[DOCUMENT SOURCE]
Les restes d'un soldat allemand tué en 1944 retrouvés aux portes de l'Aveyron

Publié le , mis à jour

Une opération d'exhumation des restes d'un motard allemand tué en 1944, à Tanus, dans le nord du Tarn a été reportée mardi, en raison d'une menace d'éboulement d'un mur dans lequel son corps a été dissimulé, a-t-on appris auprès des gendarmes et d'un historien à l'origine de la découverte.

"On est sûr qu'il est là", a déclaré, par téléphone, l'historien, Jean Costuméro, spécialiste de la région. "Il a été enfoui sous un mur" bordant la rivière Viaur, à la sortie du village de Tanus. Ce mur, construit en pierres superposées, est en très mauvais état. "Il y a une chance sur deux qu'il s'écroule". Le capitaine de gendarmerie Yannick Ultréras, également présent sur les lieux avec une équipe de la communauté de brigade de Val Deries, a précisé que ce mur appartenait à la fois à une habitation et à une centrale électrique érigée à l'époque.

[CONSIGNES]
#1 Citez l'article sur le soldat allemand de « Les restes d'un » à « de la découverte. ».
#2 Traduisez en anglais, s'il vous plaît, cette phrase de l'article sur le soldat allemand : « Ce mur, construit en pierres superposées, est en très mauvais état. »
#3 Poursuivez l'article sur le soldat allemand à la suite de sa dernière phrase.

(Données de reconnaissance de la structure des documents)
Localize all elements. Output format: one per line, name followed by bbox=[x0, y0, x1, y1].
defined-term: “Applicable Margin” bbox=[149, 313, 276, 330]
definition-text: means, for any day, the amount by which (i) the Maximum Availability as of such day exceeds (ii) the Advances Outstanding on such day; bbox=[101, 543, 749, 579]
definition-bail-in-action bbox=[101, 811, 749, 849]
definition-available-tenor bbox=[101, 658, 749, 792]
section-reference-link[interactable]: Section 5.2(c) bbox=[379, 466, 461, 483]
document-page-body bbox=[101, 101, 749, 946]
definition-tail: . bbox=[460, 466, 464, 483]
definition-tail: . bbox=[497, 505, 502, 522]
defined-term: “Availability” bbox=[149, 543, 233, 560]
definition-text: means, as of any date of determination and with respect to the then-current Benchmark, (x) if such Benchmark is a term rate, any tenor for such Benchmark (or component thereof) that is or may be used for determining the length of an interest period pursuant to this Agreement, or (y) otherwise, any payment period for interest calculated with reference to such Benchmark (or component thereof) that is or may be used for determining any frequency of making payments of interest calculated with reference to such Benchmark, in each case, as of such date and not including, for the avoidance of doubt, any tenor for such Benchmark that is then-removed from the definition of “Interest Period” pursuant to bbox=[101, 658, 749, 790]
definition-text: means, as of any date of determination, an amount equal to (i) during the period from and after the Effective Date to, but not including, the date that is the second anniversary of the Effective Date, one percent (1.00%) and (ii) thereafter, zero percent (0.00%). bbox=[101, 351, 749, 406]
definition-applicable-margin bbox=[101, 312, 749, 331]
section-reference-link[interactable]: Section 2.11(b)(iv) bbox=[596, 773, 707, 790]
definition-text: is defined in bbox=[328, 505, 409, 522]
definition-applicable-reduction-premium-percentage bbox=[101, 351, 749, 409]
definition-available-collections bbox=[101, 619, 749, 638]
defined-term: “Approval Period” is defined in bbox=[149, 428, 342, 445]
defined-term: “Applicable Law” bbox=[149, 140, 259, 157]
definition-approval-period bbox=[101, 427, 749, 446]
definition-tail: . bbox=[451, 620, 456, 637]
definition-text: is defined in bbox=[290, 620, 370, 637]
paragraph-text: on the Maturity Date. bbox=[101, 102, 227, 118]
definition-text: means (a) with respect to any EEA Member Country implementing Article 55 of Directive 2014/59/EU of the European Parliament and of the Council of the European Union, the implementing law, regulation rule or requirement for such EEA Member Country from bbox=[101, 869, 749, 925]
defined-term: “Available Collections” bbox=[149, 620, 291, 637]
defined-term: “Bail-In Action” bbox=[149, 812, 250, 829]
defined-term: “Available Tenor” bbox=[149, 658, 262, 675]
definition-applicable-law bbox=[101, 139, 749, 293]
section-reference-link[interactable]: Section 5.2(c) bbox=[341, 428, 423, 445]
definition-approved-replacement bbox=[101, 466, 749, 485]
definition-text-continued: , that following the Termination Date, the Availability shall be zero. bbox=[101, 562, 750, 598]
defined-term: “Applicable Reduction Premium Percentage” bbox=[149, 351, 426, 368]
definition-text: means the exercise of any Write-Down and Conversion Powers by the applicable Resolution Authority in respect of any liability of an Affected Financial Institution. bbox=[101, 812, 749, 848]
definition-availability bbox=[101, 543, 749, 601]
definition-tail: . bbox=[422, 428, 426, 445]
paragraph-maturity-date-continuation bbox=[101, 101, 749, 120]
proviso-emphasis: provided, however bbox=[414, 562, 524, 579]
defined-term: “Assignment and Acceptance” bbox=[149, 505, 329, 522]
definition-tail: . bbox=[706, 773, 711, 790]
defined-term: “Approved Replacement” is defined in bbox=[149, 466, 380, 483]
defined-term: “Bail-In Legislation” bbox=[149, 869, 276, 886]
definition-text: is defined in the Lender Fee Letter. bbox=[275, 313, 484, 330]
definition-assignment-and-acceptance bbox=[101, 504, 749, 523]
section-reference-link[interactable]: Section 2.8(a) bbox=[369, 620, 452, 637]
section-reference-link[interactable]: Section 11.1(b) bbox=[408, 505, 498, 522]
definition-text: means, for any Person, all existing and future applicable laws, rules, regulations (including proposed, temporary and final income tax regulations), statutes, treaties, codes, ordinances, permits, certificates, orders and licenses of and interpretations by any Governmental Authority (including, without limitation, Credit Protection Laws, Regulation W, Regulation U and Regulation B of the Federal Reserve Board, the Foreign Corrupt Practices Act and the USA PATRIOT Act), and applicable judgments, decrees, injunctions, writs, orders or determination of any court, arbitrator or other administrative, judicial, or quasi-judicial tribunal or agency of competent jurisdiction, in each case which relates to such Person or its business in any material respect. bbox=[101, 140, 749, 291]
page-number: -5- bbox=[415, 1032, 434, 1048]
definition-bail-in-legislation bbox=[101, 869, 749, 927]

[RÉPONSES]
#1
Les restes d'un soldat allemand tué en 1944 retrouvés aux portes de l'Aveyron

Publié le , mis à jour

Une opération d'exhumation des restes d'un motard allemand tué en 1944, à Tanus, dans le nord du Tarn a été reportée mardi, en raison d'une menace d'éboulement d'un mur dans lequel son corps a été dissimulé, a-t-on appris auprès des gendarmes et d'un historien à l'origine de la découverte.

#2 This wall, built of stacked stones, is in very poor condition.

#3
L'événement "s'est produit entre janvier et juillet 1944", a précisé Jean Costuméro. Selon les résultats de son enquête, il semble que le "motard allemand ait emprunté le chemin de terre", tout proche de la RN88 aujourd'hui, "mais il est tombé sur des gens", apparemment des maquisards ou des guérilleros espagnols qui avaient rejoint la Résistance et qui l'ont éliminé. "Le soldat devrait avoir appartenu au bataillon allemand de Rodez ou d'Albi". Ayant appartenu "à l'armée régulière", son identification devrait être facilitée, selon l'historien.

Le capitaine Ultréras a précisé qu'en France, les restes de quelque 38.000 soldats allemands sont restés inconnus, faute d'avoir pu les identifier. Il faudra poser un échafaudage et faire un devis, a indiqué M. Costuméro qui évalue les travaux autour de 10 000 euros. Une partie devrait être prise en charge par l'association des militaires allemands Volksbund Deutsche Kriegsgräberfürsorge (VKD). Le dossier est maintenant entre les mains de l'Office national des anciens combattants (ONAC), présente mardi matin. "La seule décision qu'il faut prendre aujourd'hui c'est : qui paye ?", a souligné l'historien, ajoutant que la date du lancement des travaux dépendait de la réponse à cette question.